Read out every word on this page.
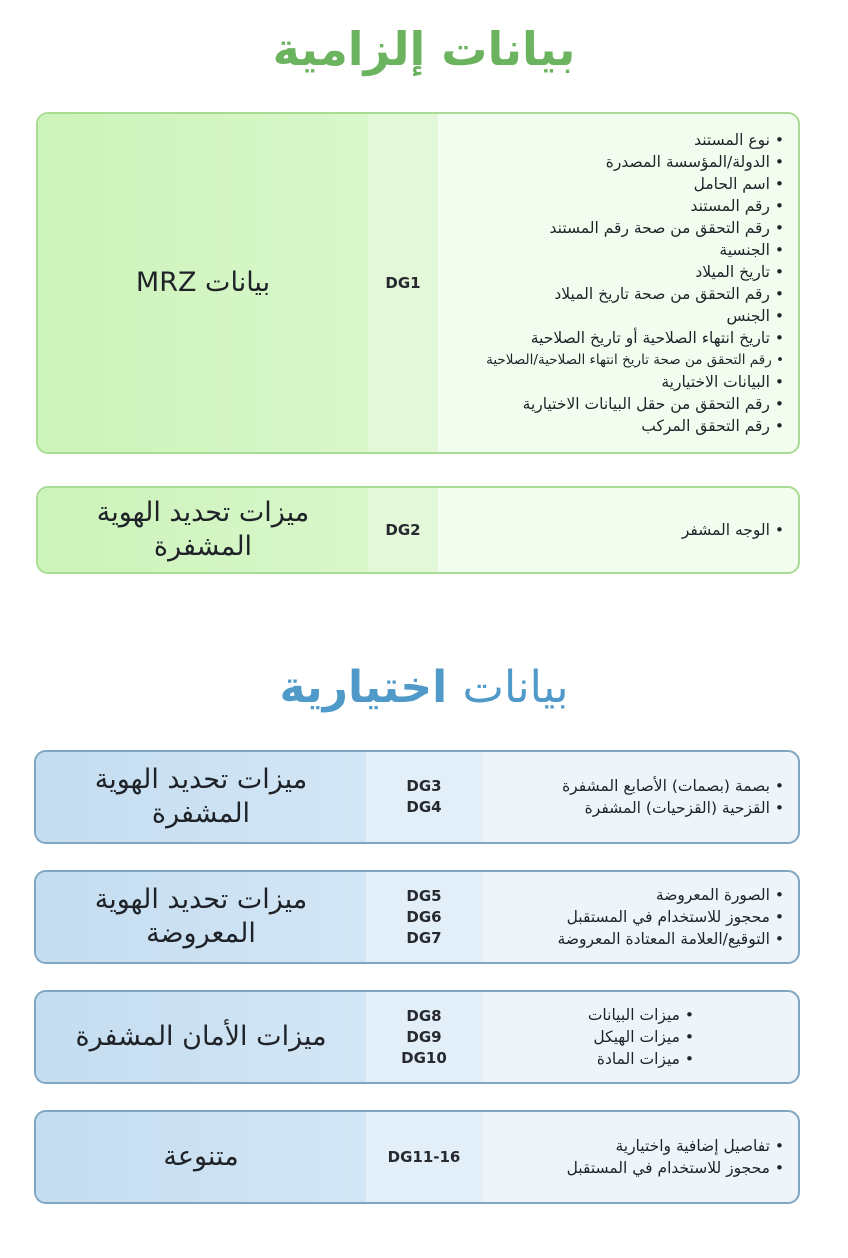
بيانات إلزامية
بيانات MRZ	DG1
• نوع المستند
• الدولة/المؤسسة المصدرة
• اسم الحامل
• رقم المستند
• رقم التحقق من صحة رقم المستند
• الجنسية
• تاريخ الميلاد
• رقم التحقق من صحة تاريخ الميلاد
• الجنس
• تاريخ انتهاء الصلاحية أو تاريخ الصلاحية
• رقم التحقق من صحة تاريخ انتهاء الصلاحية/الصلاحية
• البيانات الاختيارية
• رقم التحقق من حقل البيانات الاختيارية
• رقم التحقق المركب
ميزات تحديد الهوية المشفرة
DG2
•	الوجه المشفر
بيانات اختيارية
ميزات تحديد الهوية المشفرة
DG3
DG4
• بصمة (بصمات) الأصابع المشفرة
• القزحية (القزحيات) المشفرة
ميزات تحديد الهوية المعروضة
DG5
DG6
DG7
• الصورة المعروضة
• محجوز للاستخدام في المستقبل
• التوقيع/العلامة المعتادة المعروضة
ميزات الأمان المشفرة
DG8
DG9
DG10
• ميزات البيانات
• ميزات الهيكل
• ميزات المادة
متنوعة	DG11-16
• تفاصيل إضافية واختيارية
• محجوز للاستخدام في المستقبل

::::::::

= To be done =
Keep the pictures out of the copy and return the rest of the data above exactly.

= The reply =
Read out every word on this page.
بيانات إلزامية
بيانات MRZ	DG1
• نوع المستند
• الدولة/المؤسسة المصدرة
• اسم الحامل
• رقم المستند
• رقم التحقق من صحة رقم المستند
• الجنسية
• تاريخ الميلاد
• رقم التحقق من صحة تاريخ الميلاد
• الجنس
• تاريخ انتهاء الصلاحية أو تاريخ الصلاحية
• رقم التحقق من صحة تاريخ انتهاء الصلاحية/الصلاحية
• البيانات الاختيارية
• رقم التحقق من حقل البيانات الاختيارية
• رقم التحقق المركب
ميزات تحديد الهوية المشفرة
DG2
•	الوجه المشفر
بيانات اختيارية
ميزات تحديد الهوية المشفرة
DG3
DG4
• بصمة (بصمات) الأصابع المشفرة
• القزحية (القزحيات) المشفرة
ميزات تحديد الهوية المعروضة
DG5
DG6
DG7
• الصورة المعروضة
• محجوز للاستخدام في المستقبل
• التوقيع/العلامة المعتادة المعروضة
ميزات الأمان المشفرة
DG8
DG9
DG10
• ميزات البيانات
• ميزات الهيكل
• ميزات المادة
متنوعة	DG11-16
• تفاصيل إضافية واختيارية
• محجوز للاستخدام في المستقبل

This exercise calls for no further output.